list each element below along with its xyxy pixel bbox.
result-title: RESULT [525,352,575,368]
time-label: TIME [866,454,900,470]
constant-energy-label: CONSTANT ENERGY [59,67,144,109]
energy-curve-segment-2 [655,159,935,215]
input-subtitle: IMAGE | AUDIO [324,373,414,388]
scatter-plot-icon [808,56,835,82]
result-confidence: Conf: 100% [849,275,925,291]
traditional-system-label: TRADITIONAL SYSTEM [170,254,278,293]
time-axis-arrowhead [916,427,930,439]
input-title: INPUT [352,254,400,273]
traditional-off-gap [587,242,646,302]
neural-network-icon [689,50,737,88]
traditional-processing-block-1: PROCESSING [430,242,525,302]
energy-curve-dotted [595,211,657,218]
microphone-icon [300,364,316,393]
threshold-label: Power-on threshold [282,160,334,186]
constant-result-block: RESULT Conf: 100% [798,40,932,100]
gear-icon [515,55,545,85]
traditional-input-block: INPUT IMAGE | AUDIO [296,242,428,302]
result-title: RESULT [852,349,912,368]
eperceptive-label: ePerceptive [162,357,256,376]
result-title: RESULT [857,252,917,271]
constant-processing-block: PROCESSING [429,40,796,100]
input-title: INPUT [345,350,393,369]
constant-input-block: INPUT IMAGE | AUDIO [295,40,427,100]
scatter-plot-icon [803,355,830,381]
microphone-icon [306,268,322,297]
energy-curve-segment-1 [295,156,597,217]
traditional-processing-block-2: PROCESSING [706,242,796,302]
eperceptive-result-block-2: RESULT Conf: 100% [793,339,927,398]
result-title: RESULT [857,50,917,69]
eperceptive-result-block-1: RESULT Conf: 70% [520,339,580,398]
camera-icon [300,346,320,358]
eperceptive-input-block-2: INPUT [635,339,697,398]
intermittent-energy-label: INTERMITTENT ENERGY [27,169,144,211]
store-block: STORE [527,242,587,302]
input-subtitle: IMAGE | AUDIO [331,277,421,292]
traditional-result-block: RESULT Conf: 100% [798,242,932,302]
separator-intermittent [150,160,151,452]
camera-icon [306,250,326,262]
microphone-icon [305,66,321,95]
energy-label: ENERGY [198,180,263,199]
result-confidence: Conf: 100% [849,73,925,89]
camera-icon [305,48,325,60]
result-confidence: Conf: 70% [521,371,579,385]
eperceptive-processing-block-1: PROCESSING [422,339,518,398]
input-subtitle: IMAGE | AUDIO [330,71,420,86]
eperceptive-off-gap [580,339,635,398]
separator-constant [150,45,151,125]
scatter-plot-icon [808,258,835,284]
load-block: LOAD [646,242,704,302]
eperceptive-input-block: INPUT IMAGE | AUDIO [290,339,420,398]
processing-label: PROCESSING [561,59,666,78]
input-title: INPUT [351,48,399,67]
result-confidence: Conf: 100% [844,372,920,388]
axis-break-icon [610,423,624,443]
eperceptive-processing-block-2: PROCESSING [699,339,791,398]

========================

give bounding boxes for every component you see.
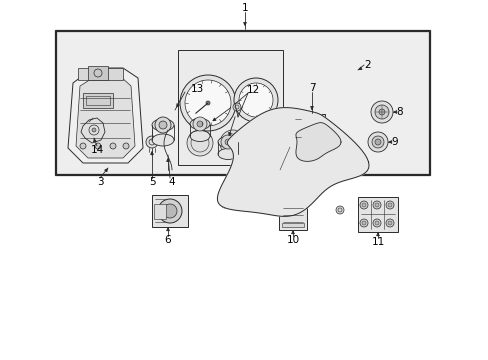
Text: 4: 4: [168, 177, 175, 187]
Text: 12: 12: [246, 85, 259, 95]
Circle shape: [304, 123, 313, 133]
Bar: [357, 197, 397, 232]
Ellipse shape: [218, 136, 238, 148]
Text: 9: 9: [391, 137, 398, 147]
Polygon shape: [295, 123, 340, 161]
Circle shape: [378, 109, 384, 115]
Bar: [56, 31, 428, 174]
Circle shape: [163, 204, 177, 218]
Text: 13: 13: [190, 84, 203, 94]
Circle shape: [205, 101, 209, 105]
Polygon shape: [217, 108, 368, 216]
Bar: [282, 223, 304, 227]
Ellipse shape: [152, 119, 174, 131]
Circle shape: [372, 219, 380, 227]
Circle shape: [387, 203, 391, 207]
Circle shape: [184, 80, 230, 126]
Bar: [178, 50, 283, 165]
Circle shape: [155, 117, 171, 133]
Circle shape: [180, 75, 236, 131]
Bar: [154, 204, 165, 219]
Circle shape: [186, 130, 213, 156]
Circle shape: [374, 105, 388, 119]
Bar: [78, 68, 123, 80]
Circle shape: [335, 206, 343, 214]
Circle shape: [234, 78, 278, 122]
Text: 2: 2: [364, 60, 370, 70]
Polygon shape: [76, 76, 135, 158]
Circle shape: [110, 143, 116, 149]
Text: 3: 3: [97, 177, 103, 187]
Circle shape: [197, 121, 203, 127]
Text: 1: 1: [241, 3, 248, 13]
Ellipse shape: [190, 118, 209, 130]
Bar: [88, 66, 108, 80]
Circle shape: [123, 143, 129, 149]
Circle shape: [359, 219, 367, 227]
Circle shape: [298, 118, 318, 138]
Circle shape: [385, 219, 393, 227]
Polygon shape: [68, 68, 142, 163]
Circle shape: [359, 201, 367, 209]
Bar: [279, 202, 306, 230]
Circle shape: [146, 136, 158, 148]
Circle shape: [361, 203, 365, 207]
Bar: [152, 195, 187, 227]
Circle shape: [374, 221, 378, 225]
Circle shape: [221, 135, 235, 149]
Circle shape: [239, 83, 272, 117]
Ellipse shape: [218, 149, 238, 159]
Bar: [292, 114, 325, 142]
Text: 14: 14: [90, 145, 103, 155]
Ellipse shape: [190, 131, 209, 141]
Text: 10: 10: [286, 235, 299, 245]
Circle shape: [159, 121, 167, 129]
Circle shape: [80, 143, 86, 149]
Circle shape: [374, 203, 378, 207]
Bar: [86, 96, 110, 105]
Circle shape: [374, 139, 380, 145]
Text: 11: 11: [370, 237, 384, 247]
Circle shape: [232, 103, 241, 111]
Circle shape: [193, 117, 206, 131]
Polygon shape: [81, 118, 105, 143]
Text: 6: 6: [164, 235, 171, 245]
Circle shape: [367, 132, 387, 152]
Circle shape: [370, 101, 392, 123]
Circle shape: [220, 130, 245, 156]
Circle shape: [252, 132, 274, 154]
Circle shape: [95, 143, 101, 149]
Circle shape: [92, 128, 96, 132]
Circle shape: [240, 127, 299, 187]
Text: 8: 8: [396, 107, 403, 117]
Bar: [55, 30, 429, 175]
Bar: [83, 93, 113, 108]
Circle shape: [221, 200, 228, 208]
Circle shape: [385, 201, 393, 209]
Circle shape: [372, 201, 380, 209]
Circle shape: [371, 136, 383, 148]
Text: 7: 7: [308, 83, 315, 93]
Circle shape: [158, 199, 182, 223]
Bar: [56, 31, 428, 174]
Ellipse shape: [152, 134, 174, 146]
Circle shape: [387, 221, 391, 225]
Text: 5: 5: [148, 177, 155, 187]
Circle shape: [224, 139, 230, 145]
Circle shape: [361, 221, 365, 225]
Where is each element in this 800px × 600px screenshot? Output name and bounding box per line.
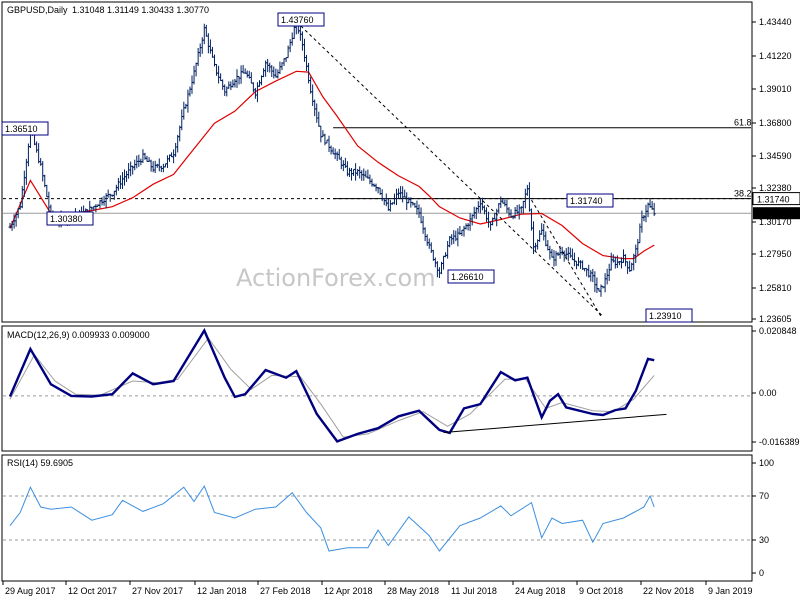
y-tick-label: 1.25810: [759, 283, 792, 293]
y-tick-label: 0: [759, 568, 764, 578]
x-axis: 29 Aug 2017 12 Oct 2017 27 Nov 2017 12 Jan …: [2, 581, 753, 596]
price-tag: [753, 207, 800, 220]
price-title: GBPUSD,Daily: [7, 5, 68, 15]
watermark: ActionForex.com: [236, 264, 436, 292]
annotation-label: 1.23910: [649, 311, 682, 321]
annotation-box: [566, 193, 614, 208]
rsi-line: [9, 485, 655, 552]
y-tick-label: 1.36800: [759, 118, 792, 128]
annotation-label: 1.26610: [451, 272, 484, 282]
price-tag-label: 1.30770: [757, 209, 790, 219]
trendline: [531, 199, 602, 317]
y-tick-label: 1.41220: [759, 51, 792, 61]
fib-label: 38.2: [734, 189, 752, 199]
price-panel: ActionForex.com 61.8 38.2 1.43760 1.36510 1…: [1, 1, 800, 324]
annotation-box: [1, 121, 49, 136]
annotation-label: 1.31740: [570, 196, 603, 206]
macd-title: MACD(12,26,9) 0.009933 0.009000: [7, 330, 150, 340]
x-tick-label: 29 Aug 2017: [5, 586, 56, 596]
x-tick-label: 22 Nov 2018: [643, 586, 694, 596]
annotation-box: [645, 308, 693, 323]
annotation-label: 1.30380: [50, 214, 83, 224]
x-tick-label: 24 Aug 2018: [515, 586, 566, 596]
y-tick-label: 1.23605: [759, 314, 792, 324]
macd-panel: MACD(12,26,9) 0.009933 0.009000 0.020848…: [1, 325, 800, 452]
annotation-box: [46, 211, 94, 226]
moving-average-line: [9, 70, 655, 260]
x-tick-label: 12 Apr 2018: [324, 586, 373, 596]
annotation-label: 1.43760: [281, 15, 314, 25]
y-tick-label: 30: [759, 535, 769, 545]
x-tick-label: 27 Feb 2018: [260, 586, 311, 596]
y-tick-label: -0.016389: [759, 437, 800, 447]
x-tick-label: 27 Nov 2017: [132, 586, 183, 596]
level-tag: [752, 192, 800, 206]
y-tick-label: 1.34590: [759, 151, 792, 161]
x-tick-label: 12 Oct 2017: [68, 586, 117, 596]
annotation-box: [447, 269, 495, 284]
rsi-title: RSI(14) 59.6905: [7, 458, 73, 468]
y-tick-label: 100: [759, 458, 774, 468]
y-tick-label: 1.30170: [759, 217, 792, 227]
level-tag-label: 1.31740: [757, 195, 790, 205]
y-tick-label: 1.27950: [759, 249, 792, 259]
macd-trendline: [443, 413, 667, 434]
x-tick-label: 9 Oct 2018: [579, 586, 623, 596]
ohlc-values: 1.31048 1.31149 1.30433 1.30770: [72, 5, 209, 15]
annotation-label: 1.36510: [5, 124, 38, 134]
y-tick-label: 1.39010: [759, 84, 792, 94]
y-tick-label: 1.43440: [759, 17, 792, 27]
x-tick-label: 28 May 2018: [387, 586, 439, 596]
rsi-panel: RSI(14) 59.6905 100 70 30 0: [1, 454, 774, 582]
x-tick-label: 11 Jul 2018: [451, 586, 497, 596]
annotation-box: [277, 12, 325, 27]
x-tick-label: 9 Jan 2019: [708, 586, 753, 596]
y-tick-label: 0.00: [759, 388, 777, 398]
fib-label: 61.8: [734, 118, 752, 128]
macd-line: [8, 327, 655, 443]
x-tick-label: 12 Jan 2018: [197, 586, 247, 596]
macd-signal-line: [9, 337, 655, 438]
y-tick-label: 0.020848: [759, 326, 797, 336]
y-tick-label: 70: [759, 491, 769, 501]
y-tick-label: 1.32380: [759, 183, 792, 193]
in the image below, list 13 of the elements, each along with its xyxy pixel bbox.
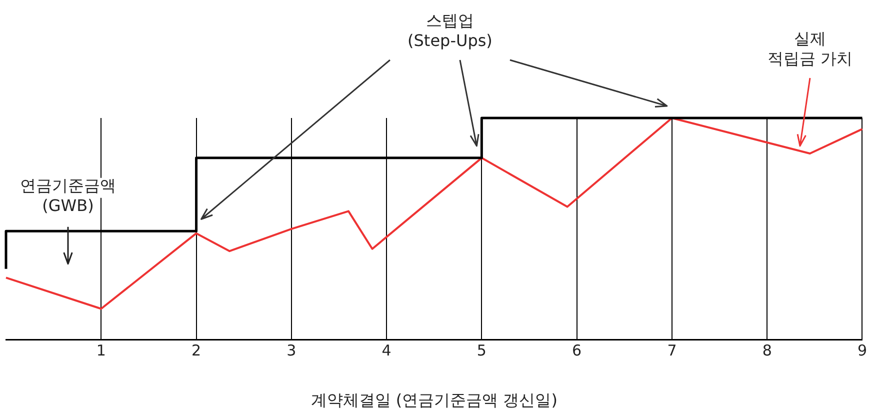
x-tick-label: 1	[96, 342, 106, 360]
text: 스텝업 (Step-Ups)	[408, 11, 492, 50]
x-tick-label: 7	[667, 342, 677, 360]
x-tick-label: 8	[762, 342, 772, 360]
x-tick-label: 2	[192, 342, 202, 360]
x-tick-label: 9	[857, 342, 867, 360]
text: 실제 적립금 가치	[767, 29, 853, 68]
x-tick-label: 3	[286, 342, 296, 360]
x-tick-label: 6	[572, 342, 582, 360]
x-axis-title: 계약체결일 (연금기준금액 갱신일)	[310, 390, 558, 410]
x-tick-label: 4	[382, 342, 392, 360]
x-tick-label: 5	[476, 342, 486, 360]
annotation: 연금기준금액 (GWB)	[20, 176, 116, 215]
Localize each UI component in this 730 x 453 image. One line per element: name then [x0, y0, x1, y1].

========================

### [INSTRUCTIONS FOR THE TASK]
Please reproduce every line of the material verbatim, from the line containing "y-tick-label: 1.25810: [759, 283, 792, 293]" down through the line containing "y-tick-label: 1.43440: [759, 17, 792, 27]", with both of those lines included.

### [OUTPUT FOR THIS TASK]
y-tick-label: 1.25810: [759, 283, 792, 293]
y-tick-label: 0: [759, 568, 764, 578]
x-axis: 29 Aug 2017 12 Oct 2017 27 Nov 2017 12 Jan …: [2, 581, 753, 596]
price-tag: [753, 207, 800, 220]
price-title: GBPUSD,Daily: [7, 5, 68, 15]
watermark: ActionForex.com: [236, 264, 436, 292]
annotation-label: 1.23910: [649, 311, 682, 321]
annotation-box: [566, 193, 614, 208]
rsi-line: [9, 485, 655, 552]
y-tick-label: 1.36800: [759, 118, 792, 128]
annotation-label: 1.26610: [451, 272, 484, 282]
price-tag-label: 1.30770: [757, 209, 790, 219]
trendline: [531, 199, 602, 317]
y-tick-label: 1.41220: [759, 51, 792, 61]
fib-label: 38.2: [734, 189, 752, 199]
price-panel: ActionForex.com 61.8 38.2 1.43760 1.36510 1…: [1, 1, 800, 324]
annotation-box: [1, 121, 49, 136]
annotation-label: 1.31740: [570, 196, 603, 206]
macd-title: MACD(12,26,9) 0.009933 0.009000: [7, 330, 150, 340]
x-tick-label: 29 Aug 2017: [5, 586, 56, 596]
x-tick-label: 22 Nov 2018: [643, 586, 694, 596]
annotation-box: [645, 308, 693, 323]
annotation-label: 1.30380: [50, 214, 83, 224]
x-tick-label: 24 Aug 2018: [515, 586, 566, 596]
y-tick-label: 1.23605: [759, 314, 792, 324]
macd-panel: MACD(12,26,9) 0.009933 0.009000 0.020848…: [1, 325, 800, 452]
annotation-box: [46, 211, 94, 226]
moving-average-line: [9, 70, 655, 260]
x-tick-label: 12 Apr 2018: [324, 586, 373, 596]
annotation-label: 1.43760: [281, 15, 314, 25]
y-tick-label: 30: [759, 535, 769, 545]
x-tick-label: 27 Feb 2018: [260, 586, 311, 596]
y-tick-label: -0.016389: [759, 437, 800, 447]
x-tick-label: 27 Nov 2017: [132, 586, 183, 596]
level-tag: [752, 192, 800, 206]
y-tick-label: 1.34590: [759, 151, 792, 161]
x-tick-label: 12 Oct 2017: [68, 586, 117, 596]
annotation-box: [447, 269, 495, 284]
rsi-title: RSI(14) 59.6905: [7, 458, 73, 468]
y-tick-label: 100: [759, 458, 774, 468]
y-tick-label: 1.30170: [759, 217, 792, 227]
level-tag-label: 1.31740: [757, 195, 790, 205]
y-tick-label: 1.27950: [759, 249, 792, 259]
macd-trendline: [443, 413, 667, 434]
x-tick-label: 9 Oct 2018: [579, 586, 623, 596]
ohlc-values: 1.31048 1.31149 1.30433 1.30770: [72, 5, 209, 15]
annotation-label: 1.36510: [5, 124, 38, 134]
y-tick-label: 1.39010: [759, 84, 792, 94]
y-tick-label: 1.43440: [759, 17, 792, 27]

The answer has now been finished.